--- BEGIN Listing ---

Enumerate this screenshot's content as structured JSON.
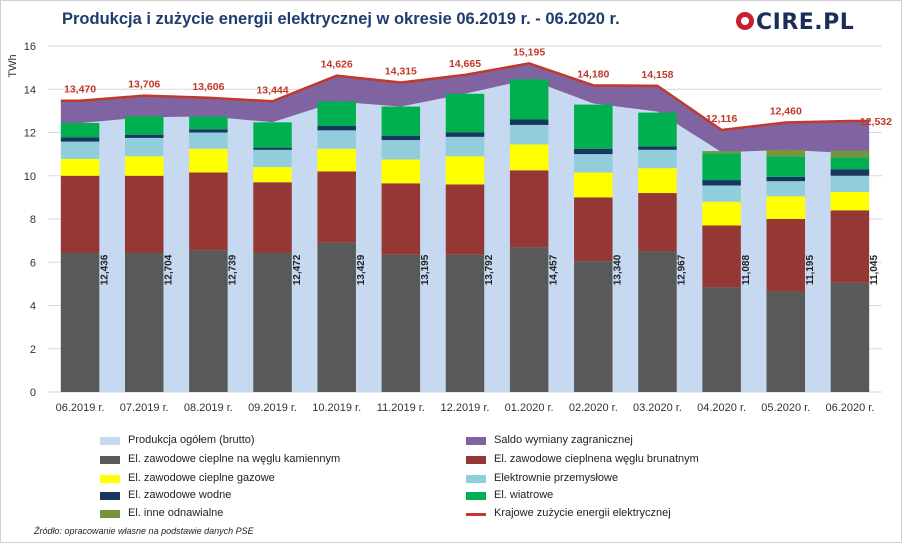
{
  "title": "Produkcja i zużycie energii elektrycznej w okresie 06.2019 r. - 06.2020 r.",
  "logo_text": "CIRE.PL",
  "source": "Źródło: opracowanie własne na podstawie danych PSE",
  "chart_data": {
    "type": "bar",
    "ylabel": "TWh",
    "ylim": [
      0,
      16
    ],
    "yticks": [
      0,
      2,
      4,
      6,
      8,
      10,
      12,
      14,
      16
    ],
    "grid": true,
    "legend_position": "bottom",
    "categories": [
      "06.2019 r.",
      "07.2019 r.",
      "08.2019 r.",
      "09.2019 r.",
      "10.2019 r.",
      "11.2019 r.",
      "12.2019 r.",
      "01.2020 r.",
      "02.2020 r.",
      "03.2020 r.",
      "04.2020 r.",
      "05.2020 r.",
      "06.2020 r."
    ],
    "production_total": {
      "name": "Produkcja ogółem (brutto)",
      "color": "#c6d9f1",
      "values": [
        12.436,
        12.704,
        12.739,
        12.472,
        13.429,
        13.195,
        13.792,
        14.457,
        13.34,
        12.967,
        11.088,
        11.195,
        11.045
      ],
      "labels": [
        "12,436",
        "12,704",
        "12,739",
        "12,472",
        "13,429",
        "13,195",
        "13,792",
        "14,457",
        "13,340",
        "12,967",
        "11,088",
        "11,195",
        "11,045"
      ]
    },
    "exchange_balance": {
      "name": "Saldo wymiany zagranicznej",
      "color": "#8064a2"
    },
    "consumption": {
      "name": "Krajowe zużycie energii elektrycznej",
      "color": "#c0392b",
      "values": [
        13.47,
        13.706,
        13.606,
        13.444,
        14.626,
        14.315,
        14.665,
        15.195,
        14.18,
        14.158,
        12.116,
        12.46,
        12.532
      ],
      "labels": [
        "13,470",
        "13,706",
        "13,606",
        "13,444",
        "14,626",
        "14,315",
        "14,665",
        "15,195",
        "14,180",
        "14,158",
        "12,116",
        "12,460",
        "12,532"
      ]
    },
    "series": [
      {
        "name": "El. zawodowe cieplne na węglu kamiennym",
        "color": "#595959",
        "values": [
          6.45,
          6.45,
          6.55,
          6.45,
          6.9,
          6.35,
          6.35,
          6.7,
          6.05,
          6.5,
          4.85,
          4.65,
          5.05
        ]
      },
      {
        "name": "El. zawodowe cieplnena węglu brunatnym",
        "color": "#953735",
        "values": [
          3.55,
          3.55,
          3.6,
          3.25,
          3.3,
          3.3,
          3.25,
          3.55,
          2.95,
          2.7,
          2.85,
          3.35,
          3.35
        ]
      },
      {
        "name": "El. zawodowe cieplne gazowe",
        "color": "#ffff00",
        "values": [
          0.78,
          0.9,
          1.1,
          0.7,
          1.05,
          1.1,
          1.3,
          1.2,
          1.15,
          1.15,
          1.1,
          1.05,
          0.85
        ]
      },
      {
        "name": "Elektrownie przemysłowe",
        "color": "#92cddc",
        "values": [
          0.8,
          0.85,
          0.75,
          0.8,
          0.85,
          0.9,
          0.9,
          0.9,
          0.85,
          0.85,
          0.75,
          0.7,
          0.75
        ]
      },
      {
        "name": "El. zawodowe wodne",
        "color": "#17375e",
        "values": [
          0.2,
          0.15,
          0.15,
          0.1,
          0.2,
          0.2,
          0.2,
          0.25,
          0.25,
          0.15,
          0.25,
          0.2,
          0.3
        ]
      },
      {
        "name": "El. wiatrowe",
        "color": "#00b050",
        "values": [
          0.66,
          0.85,
          0.59,
          1.17,
          1.13,
          1.35,
          1.79,
          1.86,
          2.04,
          1.57,
          1.24,
          0.95,
          0.55
        ]
      },
      {
        "name": "El. inne odnawialne",
        "color": "#77933c",
        "values": [
          0,
          0,
          0,
          0,
          0,
          0,
          0,
          0,
          0,
          0,
          0.1,
          0.3,
          0.3
        ]
      }
    ]
  }
}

--- END Listing ---

# Set exercise
Extract every line above containing the word "elektrycznej".

# The completed task
  "title": "Produkcja i zużycie energii elektrycznej w okresie 06.2019 r. - 06.2020 r.",
      "name": "Krajowe zużycie energii elektrycznej",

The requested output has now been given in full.